What follows is a set of records; repeat all of them exactly.

**The records**
════

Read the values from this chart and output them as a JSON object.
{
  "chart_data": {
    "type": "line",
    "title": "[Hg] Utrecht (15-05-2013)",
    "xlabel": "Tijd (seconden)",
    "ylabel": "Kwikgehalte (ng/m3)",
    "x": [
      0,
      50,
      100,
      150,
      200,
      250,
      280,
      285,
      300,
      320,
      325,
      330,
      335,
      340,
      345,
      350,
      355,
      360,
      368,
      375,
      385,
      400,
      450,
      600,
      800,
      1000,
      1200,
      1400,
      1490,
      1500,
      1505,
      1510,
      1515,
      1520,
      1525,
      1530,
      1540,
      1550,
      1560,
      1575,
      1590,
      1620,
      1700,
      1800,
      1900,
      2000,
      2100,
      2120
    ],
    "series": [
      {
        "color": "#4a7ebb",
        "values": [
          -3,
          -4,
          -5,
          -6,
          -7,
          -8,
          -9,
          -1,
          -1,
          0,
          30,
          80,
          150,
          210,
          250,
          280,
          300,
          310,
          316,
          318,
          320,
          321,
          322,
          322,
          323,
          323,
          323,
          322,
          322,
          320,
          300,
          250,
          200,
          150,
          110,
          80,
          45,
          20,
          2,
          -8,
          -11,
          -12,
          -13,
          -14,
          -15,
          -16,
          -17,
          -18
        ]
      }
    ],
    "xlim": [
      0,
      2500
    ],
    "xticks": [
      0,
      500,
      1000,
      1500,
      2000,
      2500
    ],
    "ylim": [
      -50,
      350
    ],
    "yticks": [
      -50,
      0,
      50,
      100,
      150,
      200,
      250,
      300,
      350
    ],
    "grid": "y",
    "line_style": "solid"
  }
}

════

**Written response**
Read the values from this chart and output them as a JSON object.
{
  "chart_data": {
    "type": "line",
    "title": "[Hg] Utrecht (15-05-2013)",
    "xlabel": "Tijd (seconden)",
    "ylabel": "Kwikgehalte (ng/m3)",
    "x": [
      0,
      50,
      100,
      150,
      200,
      250,
      280,
      285,
      300,
      320,
      325,
      330,
      335,
      340,
      345,
      350,
      355,
      360,
      368,
      375,
      385,
      400,
      450,
      600,
      800,
      1000,
      1200,
      1400,
      1490,
      1500,
      1505,
      1510,
      1515,
      1520,
      1525,
      1530,
      1540,
      1550,
      1560,
      1575,
      1590,
      1620,
      1700,
      1800,
      1900,
      2000,
      2100,
      2120
    ],
    "series": [
      {
        "color": "#4a7ebb",
        "values": [
          -3,
          -4,
          -5,
          -6,
          -7,
          -8,
          -9,
          -1,
          -1,
          0,
          30,
          80,
          150,
          210,
          250,
          280,
          300,
          310,
          316,
          318,
          320,
          321,
          322,
          322,
          323,
          323,
          323,
          322,
          322,
          320,
          300,
          250,
          200,
          150,
          110,
          80,
          45,
          20,
          2,
          -8,
          -11,
          -12,
          -13,
          -14,
          -15,
          -16,
          -17,
          -18
        ]
      }
    ],
    "xlim": [
      0,
      2500
    ],
    "xticks": [
      0,
      500,
      1000,
      1500,
      2000,
      2500
    ],
    "ylim": [
      -50,
      350
    ],
    "yticks": [
      -50,
      0,
      50,
      100,
      150,
      200,
      250,
      300,
      350
    ],
    "grid": "y",
    "line_style": "solid"
  }
}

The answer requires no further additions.